### Passage

___

DCM (Optical Holdings) Ltd
- Trade name: Optical Express Group
- Type: Private
- Industry: Healthcare
- Founded: 1991
- Founder: David Moulsdale (CEO)
- Headquarters: Glasgow, Scotland, UK
- Area served: United Kingdom Ireland Germany Croatia USA
- Key people: David Moulsdale (CEO)
- Products: Spectacles contact lenses refractive surgery healthcare services
- Revenue: ▲£204.67m (2011) ▼£188.22m (31 Dec 2011) ▼£169.40m (29 Dec 2012) ▼£143.20m (28 Dec 2013)
- Operating income: ▲£8.67m (2011) ▼£0.12m (31 Dec 2011) -£13.25m (29 Dec 2012) -£4.85m (28 Dec 2013)
- Net income: ▲£3.87m (2011) -£3.21m (31 Dec 2011) -£14.96m (29 Dec 2012) -£6.00m (28 Dec 2013)

___

Carry on the DCM (Optical Holdings) Ltd company profile from its final line. The entries that follow are not needed for working with this company profile.

___

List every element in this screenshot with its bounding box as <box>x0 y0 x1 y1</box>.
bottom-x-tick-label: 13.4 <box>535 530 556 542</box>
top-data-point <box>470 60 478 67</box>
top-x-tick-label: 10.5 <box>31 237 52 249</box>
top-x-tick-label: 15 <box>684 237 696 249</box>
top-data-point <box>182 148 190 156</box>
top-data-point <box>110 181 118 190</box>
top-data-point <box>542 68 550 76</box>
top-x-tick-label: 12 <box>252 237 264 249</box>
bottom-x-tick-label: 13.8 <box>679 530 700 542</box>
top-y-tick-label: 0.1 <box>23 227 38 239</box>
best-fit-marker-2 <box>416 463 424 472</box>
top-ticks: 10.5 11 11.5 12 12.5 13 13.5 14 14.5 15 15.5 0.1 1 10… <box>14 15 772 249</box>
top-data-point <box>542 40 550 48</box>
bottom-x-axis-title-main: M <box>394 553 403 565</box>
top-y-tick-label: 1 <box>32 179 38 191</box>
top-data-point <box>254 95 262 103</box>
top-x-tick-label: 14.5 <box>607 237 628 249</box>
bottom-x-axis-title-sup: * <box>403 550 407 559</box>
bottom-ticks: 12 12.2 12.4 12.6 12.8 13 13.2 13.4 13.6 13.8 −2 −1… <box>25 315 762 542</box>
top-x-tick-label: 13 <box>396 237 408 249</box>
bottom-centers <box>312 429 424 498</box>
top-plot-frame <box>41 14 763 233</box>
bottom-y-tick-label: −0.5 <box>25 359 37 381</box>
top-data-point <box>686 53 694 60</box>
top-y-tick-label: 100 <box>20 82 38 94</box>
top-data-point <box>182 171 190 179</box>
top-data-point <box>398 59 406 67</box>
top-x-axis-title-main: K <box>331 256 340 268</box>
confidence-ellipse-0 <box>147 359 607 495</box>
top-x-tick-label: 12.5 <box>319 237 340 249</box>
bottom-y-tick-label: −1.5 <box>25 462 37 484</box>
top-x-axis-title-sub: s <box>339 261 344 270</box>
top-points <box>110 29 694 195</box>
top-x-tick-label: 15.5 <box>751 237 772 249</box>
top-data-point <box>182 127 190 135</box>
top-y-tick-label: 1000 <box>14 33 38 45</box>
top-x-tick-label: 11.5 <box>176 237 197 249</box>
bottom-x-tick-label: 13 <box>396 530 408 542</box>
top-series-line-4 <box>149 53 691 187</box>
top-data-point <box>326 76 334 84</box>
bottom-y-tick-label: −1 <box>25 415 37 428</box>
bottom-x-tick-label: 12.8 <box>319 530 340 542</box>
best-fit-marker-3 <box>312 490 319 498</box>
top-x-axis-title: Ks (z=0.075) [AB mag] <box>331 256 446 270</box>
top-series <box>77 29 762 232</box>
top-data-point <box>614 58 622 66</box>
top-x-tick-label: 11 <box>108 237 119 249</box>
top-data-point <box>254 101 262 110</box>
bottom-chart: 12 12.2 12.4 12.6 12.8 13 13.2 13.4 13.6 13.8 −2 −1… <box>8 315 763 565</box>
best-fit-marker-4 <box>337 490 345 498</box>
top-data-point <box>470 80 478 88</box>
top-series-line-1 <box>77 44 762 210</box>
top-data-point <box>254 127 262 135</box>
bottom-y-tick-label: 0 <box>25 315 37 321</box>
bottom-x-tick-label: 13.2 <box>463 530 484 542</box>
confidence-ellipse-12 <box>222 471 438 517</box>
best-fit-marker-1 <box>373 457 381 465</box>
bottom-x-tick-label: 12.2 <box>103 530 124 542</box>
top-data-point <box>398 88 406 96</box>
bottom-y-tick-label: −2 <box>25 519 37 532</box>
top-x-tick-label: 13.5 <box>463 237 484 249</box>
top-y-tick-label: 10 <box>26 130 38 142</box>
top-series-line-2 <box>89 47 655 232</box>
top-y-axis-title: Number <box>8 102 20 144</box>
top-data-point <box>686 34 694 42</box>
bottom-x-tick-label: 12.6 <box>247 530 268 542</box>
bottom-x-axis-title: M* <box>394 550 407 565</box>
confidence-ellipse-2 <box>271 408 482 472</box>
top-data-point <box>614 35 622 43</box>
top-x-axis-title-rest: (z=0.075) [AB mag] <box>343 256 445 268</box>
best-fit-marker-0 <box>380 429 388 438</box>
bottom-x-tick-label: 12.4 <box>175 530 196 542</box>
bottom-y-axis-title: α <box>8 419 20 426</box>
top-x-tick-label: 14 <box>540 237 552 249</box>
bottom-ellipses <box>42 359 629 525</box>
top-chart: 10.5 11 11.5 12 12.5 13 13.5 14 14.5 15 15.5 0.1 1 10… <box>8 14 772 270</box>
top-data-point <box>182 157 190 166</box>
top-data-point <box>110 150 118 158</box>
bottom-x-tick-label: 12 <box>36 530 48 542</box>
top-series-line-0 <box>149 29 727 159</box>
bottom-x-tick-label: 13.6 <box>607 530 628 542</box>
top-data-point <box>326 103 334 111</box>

___

### Reply
- Owner: DCM (Optical Holdings) Limited
- Number of employees: ▼1,552
- Parent: DCM (Optical Holdings) Limited
- Subsidiaries: Optical Express Ltd Optical Express (Holdings) Ltd Cruach Capital Ltd The Frame Zone Ltd Bridgewater Hospital (Manchester) Ltd & others
- Website: www.opticalexpress.com

= Optical Express =

Ophthalmology services provider

Optical Express is a provider of ophthalmology services including laser eye surgery, cataract surgery and lens replacement surgery in Europe.

Optical Express is a trading name of DCM (Optical Holdings) Limited which operates as the Optical Express Group. In 2013 the company was described by the Competition Commission as the market leader in refractive surgery. As a chain of retail opticians, offering a number of healthcare services, the company once operated a private hospital in Manchester. This closed on 4 June 2015.

== Financial history ==

Accounts filed at Companies House for the calendar year 2011 reported a loss of £1.5 million, the previous year the company made a profit of nearly £6.9million.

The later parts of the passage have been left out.